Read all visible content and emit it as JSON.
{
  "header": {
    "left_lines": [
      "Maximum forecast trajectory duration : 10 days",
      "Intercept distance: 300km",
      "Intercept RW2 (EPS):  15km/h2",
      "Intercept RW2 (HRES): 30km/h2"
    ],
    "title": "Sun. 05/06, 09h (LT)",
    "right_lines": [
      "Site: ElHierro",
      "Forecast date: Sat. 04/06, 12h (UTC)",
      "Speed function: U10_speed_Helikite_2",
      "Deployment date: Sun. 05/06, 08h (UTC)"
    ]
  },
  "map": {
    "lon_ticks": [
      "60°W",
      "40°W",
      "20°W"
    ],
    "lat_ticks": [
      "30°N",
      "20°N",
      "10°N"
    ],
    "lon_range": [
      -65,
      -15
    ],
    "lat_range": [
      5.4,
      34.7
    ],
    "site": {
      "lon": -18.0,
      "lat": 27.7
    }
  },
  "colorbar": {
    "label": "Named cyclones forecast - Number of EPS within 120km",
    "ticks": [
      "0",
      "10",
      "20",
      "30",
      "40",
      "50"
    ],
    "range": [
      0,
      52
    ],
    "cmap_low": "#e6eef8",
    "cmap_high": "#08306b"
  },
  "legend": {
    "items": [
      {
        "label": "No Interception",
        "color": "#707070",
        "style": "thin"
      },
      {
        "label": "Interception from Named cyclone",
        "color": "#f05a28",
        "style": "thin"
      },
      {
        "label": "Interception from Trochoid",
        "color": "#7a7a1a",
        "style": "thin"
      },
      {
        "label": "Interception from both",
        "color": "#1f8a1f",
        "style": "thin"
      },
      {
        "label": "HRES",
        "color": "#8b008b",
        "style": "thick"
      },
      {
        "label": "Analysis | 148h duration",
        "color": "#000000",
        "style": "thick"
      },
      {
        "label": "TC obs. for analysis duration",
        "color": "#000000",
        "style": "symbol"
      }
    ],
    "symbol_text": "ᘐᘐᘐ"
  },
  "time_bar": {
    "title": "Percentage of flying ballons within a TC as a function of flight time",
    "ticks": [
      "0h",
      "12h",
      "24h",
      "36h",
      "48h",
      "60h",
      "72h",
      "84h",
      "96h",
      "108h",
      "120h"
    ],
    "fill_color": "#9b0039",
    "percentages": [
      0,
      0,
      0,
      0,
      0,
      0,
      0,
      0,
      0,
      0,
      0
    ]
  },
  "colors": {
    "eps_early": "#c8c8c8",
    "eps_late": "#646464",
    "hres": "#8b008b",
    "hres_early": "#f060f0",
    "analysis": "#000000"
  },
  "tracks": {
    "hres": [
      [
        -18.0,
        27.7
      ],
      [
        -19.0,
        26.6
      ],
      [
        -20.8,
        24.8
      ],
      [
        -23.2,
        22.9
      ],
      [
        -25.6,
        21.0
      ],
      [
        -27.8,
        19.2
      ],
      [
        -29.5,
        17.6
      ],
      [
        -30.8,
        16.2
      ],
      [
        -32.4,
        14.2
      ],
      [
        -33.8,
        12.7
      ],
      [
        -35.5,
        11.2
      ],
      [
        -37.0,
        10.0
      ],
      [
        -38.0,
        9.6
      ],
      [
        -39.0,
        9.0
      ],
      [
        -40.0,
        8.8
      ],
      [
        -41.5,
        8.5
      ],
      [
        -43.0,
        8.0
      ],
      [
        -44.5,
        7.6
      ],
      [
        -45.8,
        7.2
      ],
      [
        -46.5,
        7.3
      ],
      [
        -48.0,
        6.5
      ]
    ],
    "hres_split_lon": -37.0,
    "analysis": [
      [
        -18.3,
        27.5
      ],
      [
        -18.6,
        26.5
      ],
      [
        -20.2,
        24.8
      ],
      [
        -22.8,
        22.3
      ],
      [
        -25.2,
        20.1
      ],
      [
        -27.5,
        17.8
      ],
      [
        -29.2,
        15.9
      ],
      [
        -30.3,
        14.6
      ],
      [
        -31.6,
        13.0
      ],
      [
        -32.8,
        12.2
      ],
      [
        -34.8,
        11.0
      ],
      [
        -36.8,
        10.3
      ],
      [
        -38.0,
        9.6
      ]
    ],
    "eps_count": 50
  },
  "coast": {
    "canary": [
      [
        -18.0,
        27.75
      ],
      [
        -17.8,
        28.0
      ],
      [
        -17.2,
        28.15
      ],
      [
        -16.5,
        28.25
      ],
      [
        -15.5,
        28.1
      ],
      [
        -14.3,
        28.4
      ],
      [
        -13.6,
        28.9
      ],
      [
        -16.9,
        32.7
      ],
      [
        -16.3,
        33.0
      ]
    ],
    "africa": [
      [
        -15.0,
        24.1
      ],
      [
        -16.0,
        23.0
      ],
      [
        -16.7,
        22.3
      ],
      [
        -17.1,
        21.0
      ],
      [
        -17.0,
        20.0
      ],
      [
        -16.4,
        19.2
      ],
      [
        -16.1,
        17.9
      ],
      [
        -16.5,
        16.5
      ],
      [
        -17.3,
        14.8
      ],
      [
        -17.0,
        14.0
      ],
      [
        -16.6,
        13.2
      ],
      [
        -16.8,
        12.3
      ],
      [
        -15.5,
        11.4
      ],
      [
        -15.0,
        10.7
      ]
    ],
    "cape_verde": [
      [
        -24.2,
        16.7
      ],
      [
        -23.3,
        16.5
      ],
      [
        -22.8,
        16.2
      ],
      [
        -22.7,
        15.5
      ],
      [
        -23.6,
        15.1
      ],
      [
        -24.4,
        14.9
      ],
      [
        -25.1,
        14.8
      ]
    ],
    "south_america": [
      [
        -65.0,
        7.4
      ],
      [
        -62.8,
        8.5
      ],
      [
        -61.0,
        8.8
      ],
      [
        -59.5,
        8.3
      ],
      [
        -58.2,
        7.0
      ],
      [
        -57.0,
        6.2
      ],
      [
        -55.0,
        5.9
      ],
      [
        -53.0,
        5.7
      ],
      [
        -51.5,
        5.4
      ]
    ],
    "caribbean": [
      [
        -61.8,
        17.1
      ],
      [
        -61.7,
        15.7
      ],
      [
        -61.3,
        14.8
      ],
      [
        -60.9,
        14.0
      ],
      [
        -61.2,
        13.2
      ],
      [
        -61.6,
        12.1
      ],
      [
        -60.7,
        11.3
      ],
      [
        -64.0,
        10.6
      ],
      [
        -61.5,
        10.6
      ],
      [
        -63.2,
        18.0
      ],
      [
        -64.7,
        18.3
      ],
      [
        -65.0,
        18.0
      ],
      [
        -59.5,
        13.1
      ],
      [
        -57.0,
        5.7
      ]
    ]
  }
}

+++

▸ **Requirement**:
Extract each line of the material exactly as it stands.

▸ **Written solution**:
Read all visible content and emit it as JSON.
{
  "header": {
    "left_lines": [
      "Maximum forecast trajectory duration : 10 days",
      "Intercept distance: 300km",
      "Intercept RW2 (EPS):  15km/h2",
      "Intercept RW2 (HRES): 30km/h2"
    ],
    "title": "Sun. 05/06, 09h (LT)",
    "right_lines": [
      "Site: ElHierro",
      "Forecast date: Sat. 04/06, 12h (UTC)",
      "Speed function: U10_speed_Helikite_2",
      "Deployment date: Sun. 05/06, 08h (UTC)"
    ]
  },
  "map": {
    "lon_ticks": [
      "60°W",
      "40°W",
      "20°W"
    ],
    "lat_ticks": [
      "30°N",
      "20°N",
      "10°N"
    ],
    "lon_range": [
      -65,
      -15
    ],
    "lat_range": [
      5.4,
      34.7
    ],
    "site": {
      "lon": -18.0,
      "lat": 27.7
    }
  },
  "colorbar": {
    "label": "Named cyclones forecast - Number of EPS within 120km",
    "ticks": [
      "0",
      "10",
      "20",
      "30",
      "40",
      "50"
    ],
    "range": [
      0,
      52
    ],
    "cmap_low": "#e6eef8",
    "cmap_high": "#08306b"
  },
  "legend": {
    "items": [
      {
        "label": "No Interception",
        "color": "#707070",
        "style": "thin"
      },
      {
        "label": "Interception from Named cyclone",
        "color": "#f05a28",
        "style": "thin"
      },
      {
        "label": "Interception from Trochoid",
        "color": "#7a7a1a",
        "style": "thin"
      },
      {
        "label": "Interception from both",
        "color": "#1f8a1f",
        "style": "thin"
      },
      {
        "label": "HRES",
        "color": "#8b008b",
        "style": "thick"
      },
      {
        "label": "Analysis | 148h duration",
        "color": "#000000",
        "style": "thick"
      },
      {
        "label": "TC obs. for analysis duration",
        "color": "#000000",
        "style": "symbol"
      }
    ],
    "symbol_text": "ᘐᘐᘐ"
  },
  "time_bar": {
    "title": "Percentage of flying ballons within a TC as a function of flight time",
    "ticks": [
      "0h",
      "12h",
      "24h",
      "36h",
      "48h",
      "60h",
      "72h",
      "84h",
      "96h",
      "108h",
      "120h"
    ],
    "fill_color": "#9b0039",
    "percentages": [
      0,
      0,
      0,
      0,
      0,
      0,
      0,
      0,
      0,
      0,
      0
    ]
  },
  "colors": {
    "eps_early": "#c8c8c8",
    "eps_late": "#646464",
    "hres": "#8b008b",
    "hres_early": "#f060f0",
    "analysis": "#000000"
  },
  "tracks": {
    "hres": [
      [
        -18.0,
        27.7
      ],
      [
        -19.0,
        26.6
      ],
      [
        -20.8,
        24.8
      ],
      [
        -23.2,
        22.9
      ],
      [
        -25.6,
        21.0
      ],
      [
        -27.8,
        19.2
      ],
      [
        -29.5,
        17.6
      ],
      [
        -30.8,
        16.2
      ],
      [
        -32.4,
        14.2
      ],
      [
        -33.8,
        12.7
      ],
      [
        -35.5,
        11.2
      ],
      [
        -37.0,
        10.0
      ],
      [
        -38.0,
        9.6
      ],
      [
        -39.0,
        9.0
      ],
      [
        -40.0,
        8.8
      ],
      [
        -41.5,
        8.5
      ],
      [
        -43.0,
        8.0
      ],
      [
        -44.5,
        7.6
      ],
      [
        -45.8,
        7.2
      ],
      [
        -46.5,
        7.3
      ],
      [
        -48.0,
        6.5
      ]
    ],
    "hres_split_lon": -37.0,
    "analysis": [
      [
        -18.3,
        27.5
      ],
      [
        -18.6,
        26.5
      ],
      [
        -20.2,
        24.8
      ],
      [
        -22.8,
        22.3
      ],
      [
        -25.2,
        20.1
      ],
      [
        -27.5,
        17.8
      ],
      [
        -29.2,
        15.9
      ],
      [
        -30.3,
        14.6
      ],
      [
        -31.6,
        13.0
      ],
      [
        -32.8,
        12.2
      ],
      [
        -34.8,
        11.0
      ],
      [
        -36.8,
        10.3
      ],
      [
        -38.0,
        9.6
      ]
    ],
    "eps_count": 50
  },
  "coast": {
    "canary": [
      [
        -18.0,
        27.75
      ],
      [
        -17.8,
        28.0
      ],
      [
        -17.2,
        28.15
      ],
      [
        -16.5,
        28.25
      ],
      [
        -15.5,
        28.1
      ],
      [
        -14.3,
        28.4
      ],
      [
        -13.6,
        28.9
      ],
      [
        -16.9,
        32.7
      ],
      [
        -16.3,
        33.0
      ]
    ],
    "africa": [
      [
        -15.0,
        24.1
      ],
      [
        -16.0,
        23.0
      ],
      [
        -16.7,
        22.3
      ],
      [
        -17.1,
        21.0
      ],
      [
        -17.0,
        20.0
      ],
      [
        -16.4,
        19.2
      ],
      [
        -16.1,
        17.9
      ],
      [
        -16.5,
        16.5
      ],
      [
        -17.3,
        14.8
      ],
      [
        -17.0,
        14.0
      ],
      [
        -16.6,
        13.2
      ],
      [
        -16.8,
        12.3
      ],
      [
        -15.5,
        11.4
      ],
      [
        -15.0,
        10.7
      ]
    ],
    "cape_verde": [
      [
        -24.2,
        16.7
      ],
      [
        -23.3,
        16.5
      ],
      [
        -22.8,
        16.2
      ],
      [
        -22.7,
        15.5
      ],
      [
        -23.6,
        15.1
      ],
      [
        -24.4,
        14.9
      ],
      [
        -25.1,
        14.8
      ]
    ],
    "south_america": [
      [
        -65.0,
        7.4
      ],
      [
        -62.8,
        8.5
      ],
      [
        -61.0,
        8.8
      ],
      [
        -59.5,
        8.3
      ],
      [
        -58.2,
        7.0
      ],
      [
        -57.0,
        6.2
      ],
      [
        -55.0,
        5.9
      ],
      [
        -53.0,
        5.7
      ],
      [
        -51.5,
        5.4
      ]
    ],
    "caribbean": [
      [
        -61.8,
        17.1
      ],
      [
        -61.7,
        15.7
      ],
      [
        -61.3,
        14.8
      ],
      [
        -60.9,
        14.0
      ],
      [
        -61.2,
        13.2
      ],
      [
        -61.6,
        12.1
      ],
      [
        -60.7,
        11.3
      ],
      [
        -64.0,
        10.6
      ],
      [
        -61.5,
        10.6
      ],
      [
        -63.2,
        18.0
      ],
      [
        -64.7,
        18.3
      ],
      [
        -65.0,
        18.0
      ],
      [
        -59.5,
        13.1
      ],
      [
        -57.0,
        5.7
      ]
    ]
  }
}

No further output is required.